--- START Provided passage ---

DIY your own wrapping paper to give out your eight Hanukkah gifts.
What you'll need: foam food trays, scissors, blue paint, pen, roller, white art paper
Make it: Cut plastic foam food trays into four blocks to use as stamps. On the back of each block, draw the outline of a dreidel with a ballpoint pen, pressing hard. Draw backwards Hebrew symbols within each dreidel (symbols will be reversed when stamped). Add lines to fill in extra space surrounding dreidel. Using a roller, roll paint over plastic foam blocks, and press image onto white art paper. Let paint dry completely before you wrap the gift, and top with a matching bow.
Use materials you have laying around the house to make a version of this traditional Jewish toy.
What you'll need: toothpick, construction paper, scissors, glue
Make it: Cut 1/4" wide strips of colorful construction paper. Glue the edge of the paper to the toothpicks a little bit above the tapered edge and let dry. Roll the paper tightly around the toothpick, and secure the end with glue. Glue on another strip and continue rolling until your disc is about 1" thick. Push the paper downwards, toward the toothpick point, with your thumb to create a bowl shape.
Count down the eight nights of Hanukkah with these festive cookies.
What you'll need: sugar cookies, white icing, blue edible color markers, plastic bag and blue ribbon
Make it: Whip up a batch of your favorite cookie dough and use a knife or a cookie cutter to make the numbers 1 through 8 and some extra stars of David. Once the cookies are baked and cooled, cover the tops with white icing and let dry. Finish off by adding extra designs with a blue edible color marker, and then gather then in a plastic bag tied with a festive bow.
Kids can paint wooden spools to create the base for this modular Menorah.
Take advantage of nature and turn these winter acorns into a fun, festive craft.

--- END Provided passage ---
--- START Collected data ---

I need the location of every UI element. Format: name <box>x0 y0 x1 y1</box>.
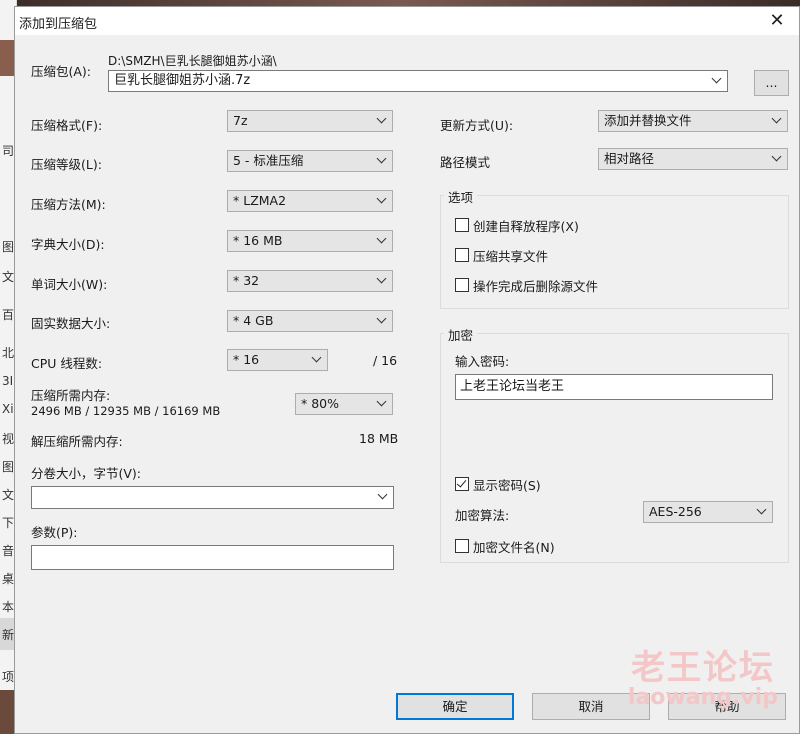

--- END Collected data ---

Problems to work on:
1) Copy everything from "What you'll need: sugar" down to "this modular Menorah." in the Hanukkah crafts text, and swap "white icing" for "vanilla frosting".
2) Extend the Hanukkah crafts text by writing what comes after its last line.

Task answers:
1)
What you'll need: sugar cookies, vanilla frosting, blue edible color markers, plastic bag and blue ribbon
Make it: Whip up a batch of your favorite cookie dough and use a knife or a cookie cutter to make the numbers 1 through 8 and some extra stars of David. Once the cookies are baked and cooled, cover the tops with vanilla frosting and let dry. Finish off by adding extra designs with a blue edible color marker, and then gather then in a plastic bag tied with a festive bow.
Kids can paint wooden spools to create the base for this modular Menorah.

2)
What you'll need: acorn shells, modeling clay in different colors, matches
Make it: Shape a small piece of the modeling clay into an elongated ball, and stuff the clay into the acorn shell, giving it a little shape at the top. Place a match in the center of the modeling clay and let it dry.
Spin the dreidel and sip through some decorative dreidel straws.
What you'll need: straws, blue felt, scissors, glue
Make it: Cut dreidel shapes from blue felt, and then cut two slits in the middle to thread the straw through. Secure the felt to the straw with a small dab of glue and add to your drinks.
Make a few latkes that will last all Hanukkah long with these fantastic felt creations.
What you'll need: felt or other fabric, stuffing, thread, needle, pancake flipper, glue
Make it: Fold over the brown felt and then cut out two identical roundish shapes to make your "latke." Layer your stuffing between the two pieces, and then top-stitch in a circular spiral pattern from outside to inside. Glue the latke onto a pancake flipper or spatula.
Serve your own chunky-style apple "smash" with your latkes.
What you'll need: 4 Golden Delicious apples (peeled, cored, and cut into bite-size pieces), 1/2 cup apple juice, 1 cinnamon stick, 1 teaspoon ground nutmeg, 1 teaspoon ground cinnamon
Make it: Place the first four ingredients in a medium saucepan. Cook over medium heat for 10 minutes. Remove from heat and allow to cool for 10 minutes. Smash with a potato masher. Then, spoon into serving bowls and sprinkle with ground cinnamon. Makes 6 servings.
Make these great gelt give-aways to use during your dreidel holiday games.
What you'll need: a fabric sack, iron transfer paper and printer, dreidel and gelt
Make it: Download the dreidel game graphic ("Nun, Gimmel, Hay, Shin") from the Matzo Ball Soup blog and print onto iron transfer paper. Then, iron onto a small fabric sack. Fill the bag with approximately 20 pieces of gelt such as buttons, chocolate, beans, etc, and one dreidel and then hand out to your friends and family.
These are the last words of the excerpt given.